● GOAL: Gather all lines containing the string "from" and copy them out.

----

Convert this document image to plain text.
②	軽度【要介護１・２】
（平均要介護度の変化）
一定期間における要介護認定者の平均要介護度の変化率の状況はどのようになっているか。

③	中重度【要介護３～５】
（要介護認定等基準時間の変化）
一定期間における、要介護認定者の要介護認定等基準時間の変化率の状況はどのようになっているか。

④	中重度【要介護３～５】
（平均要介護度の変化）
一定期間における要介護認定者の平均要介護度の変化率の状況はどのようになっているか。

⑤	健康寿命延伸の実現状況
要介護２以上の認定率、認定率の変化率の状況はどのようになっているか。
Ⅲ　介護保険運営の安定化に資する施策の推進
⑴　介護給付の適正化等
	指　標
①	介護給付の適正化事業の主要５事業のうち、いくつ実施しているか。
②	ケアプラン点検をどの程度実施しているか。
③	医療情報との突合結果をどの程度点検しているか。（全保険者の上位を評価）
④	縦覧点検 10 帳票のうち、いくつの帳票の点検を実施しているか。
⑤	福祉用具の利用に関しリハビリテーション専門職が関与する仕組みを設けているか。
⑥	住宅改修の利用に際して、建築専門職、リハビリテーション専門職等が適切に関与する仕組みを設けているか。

----

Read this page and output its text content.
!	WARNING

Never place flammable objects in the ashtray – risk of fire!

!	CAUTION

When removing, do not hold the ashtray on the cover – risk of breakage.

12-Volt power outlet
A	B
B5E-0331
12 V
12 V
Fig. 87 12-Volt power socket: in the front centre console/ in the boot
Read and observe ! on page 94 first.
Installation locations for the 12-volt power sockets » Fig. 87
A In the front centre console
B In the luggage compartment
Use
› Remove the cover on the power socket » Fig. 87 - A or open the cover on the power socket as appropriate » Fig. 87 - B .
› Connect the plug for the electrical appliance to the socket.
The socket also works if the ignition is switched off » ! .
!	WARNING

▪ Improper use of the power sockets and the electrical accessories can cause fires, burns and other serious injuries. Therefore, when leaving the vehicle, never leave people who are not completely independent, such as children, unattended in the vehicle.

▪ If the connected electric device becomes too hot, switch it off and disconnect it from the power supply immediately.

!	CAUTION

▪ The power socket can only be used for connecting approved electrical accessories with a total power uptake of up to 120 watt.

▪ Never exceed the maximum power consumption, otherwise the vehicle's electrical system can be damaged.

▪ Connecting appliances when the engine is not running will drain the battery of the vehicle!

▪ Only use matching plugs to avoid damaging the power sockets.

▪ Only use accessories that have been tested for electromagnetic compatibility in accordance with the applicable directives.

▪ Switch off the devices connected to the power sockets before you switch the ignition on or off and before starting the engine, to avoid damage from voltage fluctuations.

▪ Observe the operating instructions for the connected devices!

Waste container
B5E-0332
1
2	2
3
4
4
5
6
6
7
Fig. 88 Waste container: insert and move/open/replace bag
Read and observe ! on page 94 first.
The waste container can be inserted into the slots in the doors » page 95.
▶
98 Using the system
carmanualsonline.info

----

● PROBLEM SOLUTION:
▪ If the connected electric device becomes too hot, switch it off and disconnect it from the power supply immediately.
▪ Switch off the devices connected to the power sockets before you switch the ignition on or off and before starting the engine, to avoid damage from voltage fluctuations.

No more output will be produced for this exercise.